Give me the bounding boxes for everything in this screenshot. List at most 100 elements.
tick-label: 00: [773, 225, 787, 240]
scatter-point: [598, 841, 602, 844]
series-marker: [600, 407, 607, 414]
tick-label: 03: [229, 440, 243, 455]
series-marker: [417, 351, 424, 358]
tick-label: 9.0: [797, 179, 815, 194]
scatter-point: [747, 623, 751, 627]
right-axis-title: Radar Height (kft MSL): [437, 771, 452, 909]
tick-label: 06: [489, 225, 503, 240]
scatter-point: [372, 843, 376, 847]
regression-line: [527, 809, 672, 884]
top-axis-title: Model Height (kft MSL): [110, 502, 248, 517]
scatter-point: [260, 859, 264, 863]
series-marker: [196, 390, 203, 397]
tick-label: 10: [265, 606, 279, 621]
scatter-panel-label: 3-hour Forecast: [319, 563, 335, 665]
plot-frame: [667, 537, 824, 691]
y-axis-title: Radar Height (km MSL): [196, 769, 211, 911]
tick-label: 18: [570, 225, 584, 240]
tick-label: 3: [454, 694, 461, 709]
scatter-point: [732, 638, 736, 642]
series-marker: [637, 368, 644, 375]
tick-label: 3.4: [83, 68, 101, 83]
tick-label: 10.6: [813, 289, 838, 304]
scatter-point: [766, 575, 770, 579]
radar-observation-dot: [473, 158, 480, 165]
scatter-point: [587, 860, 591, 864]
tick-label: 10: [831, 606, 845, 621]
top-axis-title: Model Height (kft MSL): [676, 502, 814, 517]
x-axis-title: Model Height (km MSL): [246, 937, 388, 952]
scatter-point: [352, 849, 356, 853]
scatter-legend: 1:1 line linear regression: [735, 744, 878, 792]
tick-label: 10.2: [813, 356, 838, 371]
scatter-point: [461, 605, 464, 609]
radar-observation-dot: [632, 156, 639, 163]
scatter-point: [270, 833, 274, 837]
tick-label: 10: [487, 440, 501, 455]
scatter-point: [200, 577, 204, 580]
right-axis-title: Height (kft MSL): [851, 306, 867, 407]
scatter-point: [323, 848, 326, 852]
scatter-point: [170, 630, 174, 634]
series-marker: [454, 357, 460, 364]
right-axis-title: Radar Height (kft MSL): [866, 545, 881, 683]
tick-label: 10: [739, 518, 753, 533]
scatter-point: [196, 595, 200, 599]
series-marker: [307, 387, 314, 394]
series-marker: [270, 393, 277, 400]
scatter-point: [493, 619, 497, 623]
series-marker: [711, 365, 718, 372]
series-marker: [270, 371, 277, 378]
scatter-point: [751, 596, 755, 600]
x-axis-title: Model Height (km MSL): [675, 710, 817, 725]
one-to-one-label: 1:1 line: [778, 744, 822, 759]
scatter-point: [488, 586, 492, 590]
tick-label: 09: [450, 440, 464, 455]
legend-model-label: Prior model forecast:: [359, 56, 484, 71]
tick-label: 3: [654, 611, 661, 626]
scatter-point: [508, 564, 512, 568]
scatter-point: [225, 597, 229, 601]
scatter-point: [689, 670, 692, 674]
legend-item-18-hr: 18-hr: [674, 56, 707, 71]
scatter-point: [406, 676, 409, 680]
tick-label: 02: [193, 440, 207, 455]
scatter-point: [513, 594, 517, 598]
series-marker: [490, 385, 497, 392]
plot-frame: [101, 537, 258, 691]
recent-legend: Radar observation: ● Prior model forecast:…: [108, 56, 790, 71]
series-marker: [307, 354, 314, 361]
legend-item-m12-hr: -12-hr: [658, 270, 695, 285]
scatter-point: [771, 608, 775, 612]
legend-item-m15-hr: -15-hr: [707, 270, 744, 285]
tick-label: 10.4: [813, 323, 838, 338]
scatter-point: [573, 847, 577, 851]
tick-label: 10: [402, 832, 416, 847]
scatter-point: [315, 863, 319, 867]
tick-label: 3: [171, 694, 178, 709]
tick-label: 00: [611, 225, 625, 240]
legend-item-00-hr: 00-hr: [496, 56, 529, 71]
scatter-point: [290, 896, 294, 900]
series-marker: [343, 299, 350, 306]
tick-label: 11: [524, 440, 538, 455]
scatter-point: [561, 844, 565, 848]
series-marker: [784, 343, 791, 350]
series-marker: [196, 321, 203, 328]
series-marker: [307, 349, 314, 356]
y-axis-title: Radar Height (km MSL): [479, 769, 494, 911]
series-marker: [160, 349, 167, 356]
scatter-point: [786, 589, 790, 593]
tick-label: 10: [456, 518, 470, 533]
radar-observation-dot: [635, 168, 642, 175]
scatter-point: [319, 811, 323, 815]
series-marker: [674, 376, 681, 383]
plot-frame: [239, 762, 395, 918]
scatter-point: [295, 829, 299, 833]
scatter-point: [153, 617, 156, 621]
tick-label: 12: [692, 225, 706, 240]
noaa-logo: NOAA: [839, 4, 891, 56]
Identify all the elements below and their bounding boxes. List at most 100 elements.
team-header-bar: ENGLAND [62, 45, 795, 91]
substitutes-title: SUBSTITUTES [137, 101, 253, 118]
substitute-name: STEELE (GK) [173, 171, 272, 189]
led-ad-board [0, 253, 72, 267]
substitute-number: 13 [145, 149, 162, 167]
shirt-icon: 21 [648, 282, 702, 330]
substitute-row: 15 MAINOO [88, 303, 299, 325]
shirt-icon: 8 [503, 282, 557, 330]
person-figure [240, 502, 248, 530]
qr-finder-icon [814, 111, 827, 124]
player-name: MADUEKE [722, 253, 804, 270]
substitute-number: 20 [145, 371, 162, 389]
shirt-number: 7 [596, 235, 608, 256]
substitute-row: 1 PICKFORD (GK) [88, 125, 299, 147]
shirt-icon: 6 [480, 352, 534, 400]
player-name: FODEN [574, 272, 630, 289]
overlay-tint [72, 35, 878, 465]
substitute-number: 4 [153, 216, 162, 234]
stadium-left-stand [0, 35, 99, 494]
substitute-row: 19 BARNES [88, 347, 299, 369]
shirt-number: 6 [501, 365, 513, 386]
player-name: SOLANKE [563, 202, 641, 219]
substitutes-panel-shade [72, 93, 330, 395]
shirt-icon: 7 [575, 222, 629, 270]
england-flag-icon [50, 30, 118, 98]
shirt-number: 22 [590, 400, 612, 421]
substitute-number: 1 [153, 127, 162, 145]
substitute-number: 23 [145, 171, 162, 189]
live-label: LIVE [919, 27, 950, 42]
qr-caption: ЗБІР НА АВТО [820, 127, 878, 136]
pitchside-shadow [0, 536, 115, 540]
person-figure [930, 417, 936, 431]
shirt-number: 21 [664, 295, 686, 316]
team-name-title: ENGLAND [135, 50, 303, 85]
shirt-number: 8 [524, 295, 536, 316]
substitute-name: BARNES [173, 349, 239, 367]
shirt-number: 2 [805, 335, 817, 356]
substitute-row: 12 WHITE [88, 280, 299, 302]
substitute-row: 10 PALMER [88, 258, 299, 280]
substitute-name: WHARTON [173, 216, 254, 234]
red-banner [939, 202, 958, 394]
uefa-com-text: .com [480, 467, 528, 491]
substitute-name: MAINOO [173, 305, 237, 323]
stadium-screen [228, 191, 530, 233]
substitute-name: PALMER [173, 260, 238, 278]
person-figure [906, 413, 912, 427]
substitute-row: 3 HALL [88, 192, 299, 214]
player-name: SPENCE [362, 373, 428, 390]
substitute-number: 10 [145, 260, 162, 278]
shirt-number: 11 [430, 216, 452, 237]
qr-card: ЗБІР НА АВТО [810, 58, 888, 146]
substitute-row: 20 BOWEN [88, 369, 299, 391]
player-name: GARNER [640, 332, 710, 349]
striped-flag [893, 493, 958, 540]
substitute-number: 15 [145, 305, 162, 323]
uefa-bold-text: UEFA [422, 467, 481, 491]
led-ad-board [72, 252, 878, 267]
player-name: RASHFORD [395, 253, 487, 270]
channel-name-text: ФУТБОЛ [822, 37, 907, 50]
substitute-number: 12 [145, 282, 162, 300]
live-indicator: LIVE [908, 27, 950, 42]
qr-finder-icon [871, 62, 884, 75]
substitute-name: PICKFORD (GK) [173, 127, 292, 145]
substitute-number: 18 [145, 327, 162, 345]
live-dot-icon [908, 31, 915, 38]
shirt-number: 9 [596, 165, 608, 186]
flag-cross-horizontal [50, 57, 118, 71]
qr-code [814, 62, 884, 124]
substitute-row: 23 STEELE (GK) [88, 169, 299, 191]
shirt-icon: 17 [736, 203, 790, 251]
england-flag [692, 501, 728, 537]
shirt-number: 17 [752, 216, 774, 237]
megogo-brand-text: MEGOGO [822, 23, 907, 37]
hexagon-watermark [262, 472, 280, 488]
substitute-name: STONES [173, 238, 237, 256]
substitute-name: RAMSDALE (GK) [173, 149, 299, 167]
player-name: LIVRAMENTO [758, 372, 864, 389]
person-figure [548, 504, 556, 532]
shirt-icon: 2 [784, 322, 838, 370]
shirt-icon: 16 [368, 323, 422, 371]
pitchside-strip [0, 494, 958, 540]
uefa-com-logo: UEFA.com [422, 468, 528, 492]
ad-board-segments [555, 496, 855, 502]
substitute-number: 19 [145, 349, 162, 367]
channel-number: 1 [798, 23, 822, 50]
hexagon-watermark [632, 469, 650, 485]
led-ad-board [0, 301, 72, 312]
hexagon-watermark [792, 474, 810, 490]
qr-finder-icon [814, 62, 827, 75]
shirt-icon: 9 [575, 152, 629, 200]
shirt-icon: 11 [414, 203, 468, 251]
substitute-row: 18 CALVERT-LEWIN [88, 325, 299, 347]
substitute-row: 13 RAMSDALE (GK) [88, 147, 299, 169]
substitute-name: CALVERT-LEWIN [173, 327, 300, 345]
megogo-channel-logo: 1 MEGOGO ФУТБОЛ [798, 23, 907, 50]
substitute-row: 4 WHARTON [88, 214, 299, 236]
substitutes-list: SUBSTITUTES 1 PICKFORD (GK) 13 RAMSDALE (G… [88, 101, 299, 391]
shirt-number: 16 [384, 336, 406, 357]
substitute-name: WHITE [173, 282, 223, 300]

## What you have to do
Return every line of the material above that contains the string "channel".

## Final answer
channel-name-text: ФУТБОЛ [822, 37, 907, 50]
channel-number: 1 [798, 23, 822, 50]
megogo-channel-logo: 1 MEGOGO ФУТБОЛ [798, 23, 907, 50]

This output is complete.